Begin READING PASSAGE

Part I — Questions by Mr Robert Muller

TGS 1e1. In the spring of 1977, the following profound and soulful questions were submitted by Mr Robert Muller, Director and Deputy to the Under-Secretary-General for Inter-Agency Affairs and Coordination, to Sri Chinmoy, Director of the United Nations Meditation Group. In their interchange, these two luminaries complement each other by becoming soulfully one with humanity's multifarious needs and divinity's gracious gifts.

_Mr Robert Muller:_ The first three of U Thant's four categories of needs, namely physical, intellectual and moral needs, do not create any insuperable problems, but the last and most important one in his view, spirituality, gives me considerable difficulties. There are indeed so many definitions of that term. U Thant described it as "Faith in oneself, the purity of one's inner self." Suppose — as I would ardently wish — that humanity would adopt some day his four broad categories of goals. How would you define the spiritual goals?

End READING PASSAGE
Begin SUPPLIED DATA

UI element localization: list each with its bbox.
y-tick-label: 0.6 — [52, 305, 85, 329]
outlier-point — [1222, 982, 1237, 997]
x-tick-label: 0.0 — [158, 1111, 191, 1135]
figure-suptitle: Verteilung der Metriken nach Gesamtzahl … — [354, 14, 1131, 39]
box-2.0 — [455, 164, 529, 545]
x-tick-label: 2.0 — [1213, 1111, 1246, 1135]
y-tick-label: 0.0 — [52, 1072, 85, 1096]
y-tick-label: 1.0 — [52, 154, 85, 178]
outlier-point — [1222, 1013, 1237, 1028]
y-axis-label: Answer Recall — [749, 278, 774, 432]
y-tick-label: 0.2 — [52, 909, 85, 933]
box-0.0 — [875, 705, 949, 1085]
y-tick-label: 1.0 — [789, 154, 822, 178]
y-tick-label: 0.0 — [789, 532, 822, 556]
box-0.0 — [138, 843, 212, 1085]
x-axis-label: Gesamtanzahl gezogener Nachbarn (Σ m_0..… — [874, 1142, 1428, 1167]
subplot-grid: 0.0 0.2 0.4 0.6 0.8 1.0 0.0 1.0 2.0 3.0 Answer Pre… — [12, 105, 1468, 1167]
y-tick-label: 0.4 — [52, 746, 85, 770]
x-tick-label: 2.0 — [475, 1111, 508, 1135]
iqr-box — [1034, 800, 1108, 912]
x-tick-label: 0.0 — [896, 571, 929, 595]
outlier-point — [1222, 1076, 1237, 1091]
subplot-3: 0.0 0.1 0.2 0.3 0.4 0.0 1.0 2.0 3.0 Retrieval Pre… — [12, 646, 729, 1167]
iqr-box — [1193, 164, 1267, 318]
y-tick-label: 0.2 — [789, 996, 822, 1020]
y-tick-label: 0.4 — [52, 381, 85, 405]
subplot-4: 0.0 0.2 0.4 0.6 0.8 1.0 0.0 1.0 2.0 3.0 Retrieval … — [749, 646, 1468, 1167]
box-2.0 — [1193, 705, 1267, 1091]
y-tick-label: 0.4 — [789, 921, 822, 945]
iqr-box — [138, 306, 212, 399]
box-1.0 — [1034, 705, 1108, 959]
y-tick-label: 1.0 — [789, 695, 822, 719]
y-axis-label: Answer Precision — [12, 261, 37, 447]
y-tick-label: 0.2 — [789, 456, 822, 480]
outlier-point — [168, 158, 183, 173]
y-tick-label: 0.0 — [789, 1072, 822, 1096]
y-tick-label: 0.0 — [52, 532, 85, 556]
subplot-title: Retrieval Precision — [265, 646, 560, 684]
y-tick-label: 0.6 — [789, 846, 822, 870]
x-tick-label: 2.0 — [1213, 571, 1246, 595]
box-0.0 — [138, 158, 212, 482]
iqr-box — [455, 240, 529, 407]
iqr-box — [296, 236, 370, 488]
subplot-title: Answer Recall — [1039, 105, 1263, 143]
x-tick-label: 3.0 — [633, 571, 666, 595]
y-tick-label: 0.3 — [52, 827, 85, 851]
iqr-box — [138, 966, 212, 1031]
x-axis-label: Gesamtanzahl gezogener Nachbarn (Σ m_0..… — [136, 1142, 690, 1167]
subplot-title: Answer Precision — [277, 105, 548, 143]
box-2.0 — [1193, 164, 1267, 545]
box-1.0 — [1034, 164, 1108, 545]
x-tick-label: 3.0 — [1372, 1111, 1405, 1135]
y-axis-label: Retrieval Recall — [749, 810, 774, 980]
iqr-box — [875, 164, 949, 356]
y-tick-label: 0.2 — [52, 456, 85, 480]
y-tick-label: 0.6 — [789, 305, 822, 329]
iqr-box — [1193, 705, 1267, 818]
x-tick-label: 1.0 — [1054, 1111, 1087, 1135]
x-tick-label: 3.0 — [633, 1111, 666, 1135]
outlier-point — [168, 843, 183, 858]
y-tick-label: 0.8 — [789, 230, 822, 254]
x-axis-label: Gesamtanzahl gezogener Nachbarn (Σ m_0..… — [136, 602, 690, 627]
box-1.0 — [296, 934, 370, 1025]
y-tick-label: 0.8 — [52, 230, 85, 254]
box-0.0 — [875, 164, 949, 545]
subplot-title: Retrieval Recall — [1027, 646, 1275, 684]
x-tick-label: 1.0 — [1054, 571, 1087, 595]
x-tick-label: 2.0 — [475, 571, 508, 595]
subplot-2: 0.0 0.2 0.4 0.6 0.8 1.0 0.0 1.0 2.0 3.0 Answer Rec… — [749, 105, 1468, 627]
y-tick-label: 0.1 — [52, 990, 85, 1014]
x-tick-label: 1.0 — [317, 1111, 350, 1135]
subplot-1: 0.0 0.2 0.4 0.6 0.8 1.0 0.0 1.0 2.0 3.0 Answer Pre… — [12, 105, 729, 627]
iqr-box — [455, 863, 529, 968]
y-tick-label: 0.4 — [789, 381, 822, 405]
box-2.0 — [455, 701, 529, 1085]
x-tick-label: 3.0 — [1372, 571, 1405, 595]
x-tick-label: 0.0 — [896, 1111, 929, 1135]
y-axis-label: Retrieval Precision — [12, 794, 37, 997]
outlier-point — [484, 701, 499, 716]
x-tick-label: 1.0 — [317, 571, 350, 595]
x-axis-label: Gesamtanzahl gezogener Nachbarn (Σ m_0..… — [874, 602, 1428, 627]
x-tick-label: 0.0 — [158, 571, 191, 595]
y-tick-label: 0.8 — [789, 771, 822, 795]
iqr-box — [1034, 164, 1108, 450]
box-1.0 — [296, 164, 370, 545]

End SUPPLIED DATA

— WHAT IS BEING ASKED —
In the passage on Robert Muller and Sri Chinmoy, how did U Thant describe spirituality?

— EXERCISE RESPONSE —
He described it as "Faith in oneself, the purity of one's inner self."